Data excerpts:
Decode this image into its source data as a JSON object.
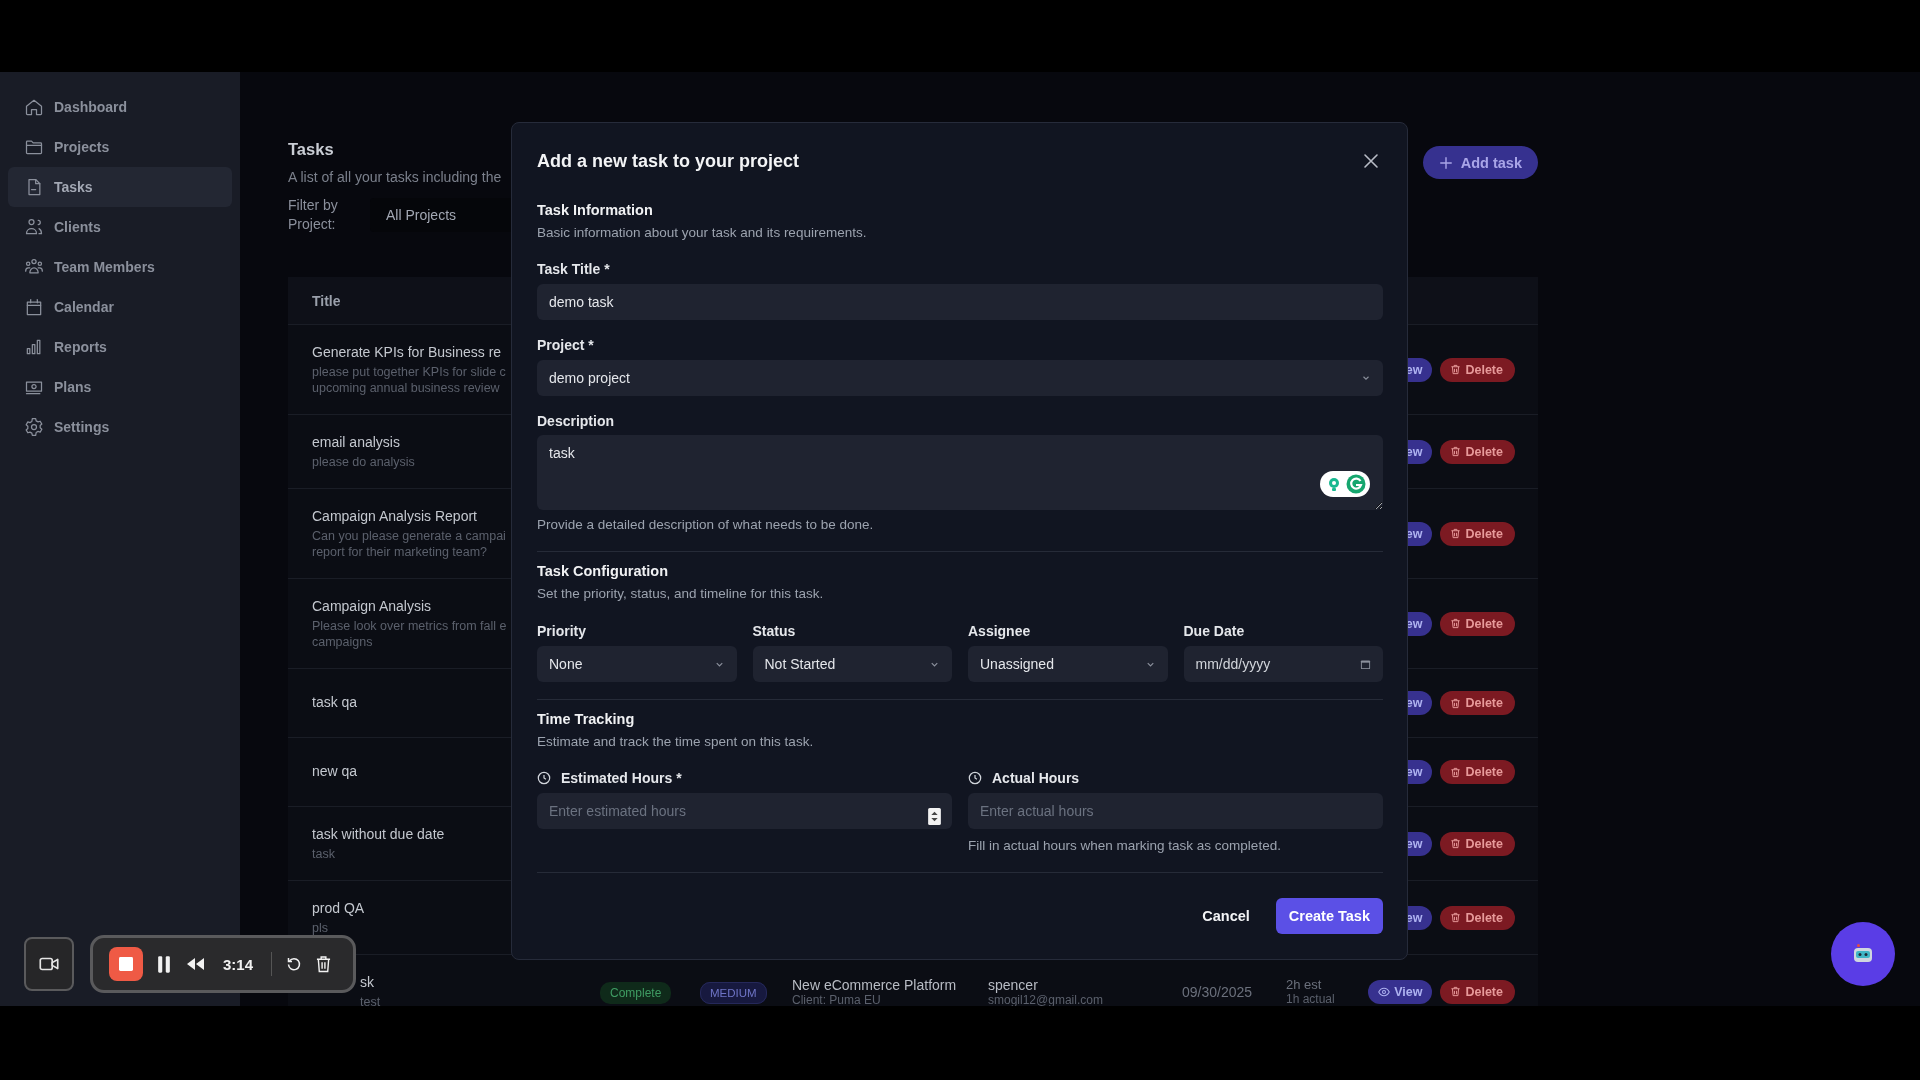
{
  "sidebar": {
    "items": [
      {
        "label": "Dashboard",
        "selected": false
      },
      {
        "label": "Projects",
        "selected": false
      },
      {
        "label": "Tasks",
        "selected": true
      },
      {
        "label": "Clients",
        "selected": false
      },
      {
        "label": "Team Members",
        "selected": false
      },
      {
        "label": "Calendar",
        "selected": false
      },
      {
        "label": "Reports",
        "selected": false
      },
      {
        "label": "Plans",
        "selected": false
      },
      {
        "label": "Settings",
        "selected": false
      }
    ]
  },
  "page": {
    "title": "Tasks",
    "subtitle": "A list of all your tasks including the",
    "filter_label": "Filter by Project:",
    "filter_value": "All Projects",
    "add_button": "Add task"
  },
  "table": {
    "columns": [
      "Title"
    ],
    "rows": [
      {
        "kind": "full",
        "title": "Generate KPIs for Business re",
        "description": [
          "please put together KPIs for slide c",
          "upcoming annual business review"
        ],
        "view": "ew",
        "view_icon": false,
        "delete": "Delete"
      },
      {
        "kind": "full",
        "title": "email analysis",
        "description": [
          "please do analysis"
        ],
        "view": "ew",
        "view_icon": false,
        "delete": "Delete"
      },
      {
        "kind": "full",
        "title": "Campaign Analysis Report",
        "description": [
          "Can you please generate a campai",
          "report for their marketing team?"
        ],
        "view": "ew",
        "view_icon": false,
        "delete": "Delete"
      },
      {
        "kind": "full",
        "title": "Campaign Analysis",
        "description": [
          "Please look over metrics from fall e",
          "campaigns"
        ],
        "view": "ew",
        "view_icon": false,
        "delete": "Delete"
      },
      {
        "kind": "full",
        "title": "task qa",
        "description": [],
        "view": "ew",
        "view_icon": false,
        "delete": "Delete"
      },
      {
        "kind": "full",
        "title": "new qa",
        "description": [],
        "view": "ew",
        "view_icon": false,
        "delete": "Delete"
      },
      {
        "kind": "full",
        "title": "task without due date",
        "description": [
          "task"
        ],
        "view": "ew",
        "view_icon": false,
        "delete": "Delete"
      },
      {
        "kind": "full",
        "title": "prod QA",
        "description": [
          "pls"
        ],
        "view": "ew",
        "view_icon": false,
        "delete": "Delete"
      },
      {
        "kind": "partial",
        "title": "sk",
        "description": [
          "test"
        ],
        "status": "Complete",
        "priority": "MEDIUM",
        "project": "New eCommerce Platform",
        "client": "Client: Puma EU",
        "assignee": "spencer",
        "email": "smogil12@gmail.com",
        "due": "09/30/2025",
        "estimate": "2h est",
        "actual": "1h actual",
        "view": "View",
        "view_icon": true,
        "delete": "Delete"
      }
    ]
  },
  "modal": {
    "title": "Add a new task to your project",
    "info": {
      "heading": "Task Information",
      "description": "Basic information about your task and its requirements.",
      "task_title": {
        "label": "Task Title *",
        "value": "demo task"
      },
      "project": {
        "label": "Project *",
        "value": "demo project"
      },
      "details": {
        "label": "Description",
        "value": "task",
        "help": "Provide a detailed description of what needs to be done."
      }
    },
    "config": {
      "heading": "Task Configuration",
      "description": "Set the priority, status, and timeline for this task.",
      "fields": [
        {
          "kind": "select",
          "label": "Priority",
          "value": "None"
        },
        {
          "kind": "select",
          "label": "Status",
          "value": "Not Started"
        },
        {
          "kind": "select",
          "label": "Assignee",
          "value": "Unassigned"
        },
        {
          "kind": "date",
          "label": "Due Date",
          "value": "mm/dd/yyyy"
        }
      ]
    },
    "time": {
      "heading": "Time Tracking",
      "description": "Estimate and track the time spent on this task.",
      "fields": [
        {
          "label": "Estimated Hours *",
          "placeholder": "Enter estimated hours",
          "spinner": true
        },
        {
          "label": "Actual Hours",
          "placeholder": "Enter actual hours",
          "spinner": false,
          "help": "Fill in actual hours when marking task as completed."
        }
      ]
    },
    "buttons": {
      "cancel": "Cancel",
      "submit": "Create Task"
    }
  },
  "recorder": {
    "time": "3:14"
  }
}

## TASK TO COMPLETE
Every entry above is to be set down exactly; the pictures are to be left out.

## TASK ANSWER
Decode this image into its source data as a JSON object.
{
  "sidebar": {
    "items": [
      {
        "label": "Dashboard",
        "selected": false
      },
      {
        "label": "Projects",
        "selected": false
      },
      {
        "label": "Tasks",
        "selected": true
      },
      {
        "label": "Clients",
        "selected": false
      },
      {
        "label": "Team Members",
        "selected": false
      },
      {
        "label": "Calendar",
        "selected": false
      },
      {
        "label": "Reports",
        "selected": false
      },
      {
        "label": "Plans",
        "selected": false
      },
      {
        "label": "Settings",
        "selected": false
      }
    ]
  },
  "page": {
    "title": "Tasks",
    "subtitle": "A list of all your tasks including the",
    "filter_label": "Filter by Project:",
    "filter_value": "All Projects",
    "add_button": "Add task"
  },
  "table": {
    "columns": [
      "Title"
    ],
    "rows": [
      {
        "kind": "full",
        "title": "Generate KPIs for Business re",
        "description": [
          "please put together KPIs for slide c",
          "upcoming annual business review"
        ],
        "view": "ew",
        "view_icon": false,
        "delete": "Delete"
      },
      {
        "kind": "full",
        "title": "email analysis",
        "description": [
          "please do analysis"
        ],
        "view": "ew",
        "view_icon": false,
        "delete": "Delete"
      },
      {
        "kind": "full",
        "title": "Campaign Analysis Report",
        "description": [
          "Can you please generate a campai",
          "report for their marketing team?"
        ],
        "view": "ew",
        "view_icon": false,
        "delete": "Delete"
      },
      {
        "kind": "full",
        "title": "Campaign Analysis",
        "description": [
          "Please look over metrics from fall e",
          "campaigns"
        ],
        "view": "ew",
        "view_icon": false,
        "delete": "Delete"
      },
      {
        "kind": "full",
        "title": "task qa",
        "description": [],
        "view": "ew",
        "view_icon": false,
        "delete": "Delete"
      },
      {
        "kind": "full",
        "title": "new qa",
        "description": [],
        "view": "ew",
        "view_icon": false,
        "delete": "Delete"
      },
      {
        "kind": "full",
        "title": "task without due date",
        "description": [
          "task"
        ],
        "view": "ew",
        "view_icon": false,
        "delete": "Delete"
      },
      {
        "kind": "full",
        "title": "prod QA",
        "description": [
          "pls"
        ],
        "view": "ew",
        "view_icon": false,
        "delete": "Delete"
      },
      {
        "kind": "partial",
        "title": "sk",
        "description": [
          "test"
        ],
        "status": "Complete",
        "priority": "MEDIUM",
        "project": "New eCommerce Platform",
        "client": "Client: Puma EU",
        "assignee": "spencer",
        "email": "smogil12@gmail.com",
        "due": "09/30/2025",
        "estimate": "2h est",
        "actual": "1h actual",
        "view": "View",
        "view_icon": true,
        "delete": "Delete"
      }
    ]
  },
  "modal": {
    "title": "Add a new task to your project",
    "info": {
      "heading": "Task Information",
      "description": "Basic information about your task and its requirements.",
      "task_title": {
        "label": "Task Title *",
        "value": "demo task"
      },
      "project": {
        "label": "Project *",
        "value": "demo project"
      },
      "details": {
        "label": "Description",
        "value": "task",
        "help": "Provide a detailed description of what needs to be done."
      }
    },
    "config": {
      "heading": "Task Configuration",
      "description": "Set the priority, status, and timeline for this task.",
      "fields": [
        {
          "kind": "select",
          "label": "Priority",
          "value": "None"
        },
        {
          "kind": "select",
          "label": "Status",
          "value": "Not Started"
        },
        {
          "kind": "select",
          "label": "Assignee",
          "value": "Unassigned"
        },
        {
          "kind": "date",
          "label": "Due Date",
          "value": "mm/dd/yyyy"
        }
      ]
    },
    "time": {
      "heading": "Time Tracking",
      "description": "Estimate and track the time spent on this task.",
      "fields": [
        {
          "label": "Estimated Hours *",
          "placeholder": "Enter estimated hours",
          "spinner": true
        },
        {
          "label": "Actual Hours",
          "placeholder": "Enter actual hours",
          "spinner": false,
          "help": "Fill in actual hours when marking task as completed."
        }
      ]
    },
    "buttons": {
      "cancel": "Cancel",
      "submit": "Create Task"
    }
  },
  "recorder": {
    "time": "3:14"
  }
}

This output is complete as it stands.